▸ WHAT YOU WILL DO: Copy nothing but the text: reproduce each line of the listing exactly and leave the pictures out.
**** EXTRACTED ENTRIES ****
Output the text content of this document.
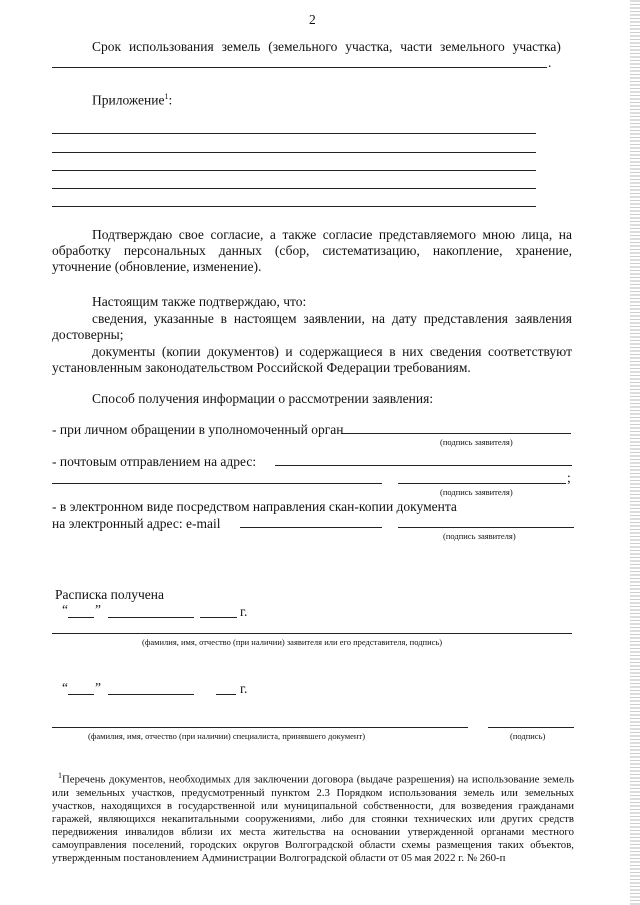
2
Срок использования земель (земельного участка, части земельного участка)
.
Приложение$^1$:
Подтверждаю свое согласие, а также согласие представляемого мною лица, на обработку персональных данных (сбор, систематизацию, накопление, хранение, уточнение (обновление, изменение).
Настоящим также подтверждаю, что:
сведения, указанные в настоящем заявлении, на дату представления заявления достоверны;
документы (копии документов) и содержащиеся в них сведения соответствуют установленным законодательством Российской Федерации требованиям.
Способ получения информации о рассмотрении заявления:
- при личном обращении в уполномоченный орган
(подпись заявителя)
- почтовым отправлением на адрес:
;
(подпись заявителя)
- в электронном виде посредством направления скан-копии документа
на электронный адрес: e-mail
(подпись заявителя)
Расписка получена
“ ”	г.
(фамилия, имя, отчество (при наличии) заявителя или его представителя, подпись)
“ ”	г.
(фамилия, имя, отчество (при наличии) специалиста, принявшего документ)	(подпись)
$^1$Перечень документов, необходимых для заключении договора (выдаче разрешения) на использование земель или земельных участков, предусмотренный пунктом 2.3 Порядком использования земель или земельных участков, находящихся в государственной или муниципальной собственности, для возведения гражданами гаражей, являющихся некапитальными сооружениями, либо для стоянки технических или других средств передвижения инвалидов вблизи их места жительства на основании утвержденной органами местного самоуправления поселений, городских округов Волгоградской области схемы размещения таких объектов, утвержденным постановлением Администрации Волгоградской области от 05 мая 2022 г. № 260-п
****
▸ SOLUTION TO THIS EXERCISE:
Output the text content of this document.
2
Срок использования земель (земельного участка, части земельного участка)
.
Приложение$^1$:
Подтверждаю свое согласие, а также согласие представляемого мною лица, на обработку персональных данных (сбор, систематизацию, накопление, хранение, уточнение (обновление, изменение).
Настоящим также подтверждаю, что:
сведения, указанные в настоящем заявлении, на дату представления заявления достоверны;
документы (копии документов) и содержащиеся в них сведения соответствуют установленным законодательством Российской Федерации требованиям.
Способ получения информации о рассмотрении заявления:
- при личном обращении в уполномоченный орган
(подпись заявителя)
- почтовым отправлением на адрес:
;
(подпись заявителя)
- в электронном виде посредством направления скан-копии документа
на электронный адрес: e-mail
(подпись заявителя)
Расписка получена
“ ”	г.
(фамилия, имя, отчество (при наличии) заявителя или его представителя, подпись)
“ ”	г.
(фамилия, имя, отчество (при наличии) специалиста, принявшего документ)	(подпись)
$^1$Перечень документов, необходимых для заключении договора (выдаче разрешения) на использование земель или земельных участков, предусмотренный пунктом 2.3 Порядком использования земель или земельных участков, находящихся в государственной или муниципальной собственности, для возведения гражданами гаражей, являющихся некапитальными сооружениями, либо для стоянки технических или других средств передвижения инвалидов вблизи их места жительства на основании утвержденной органами местного самоуправления поселений, городских округов Волгоградской области схемы размещения таких объектов, утвержденным постановлением Администрации Волгоградской области от 05 мая 2022 г. № 260-п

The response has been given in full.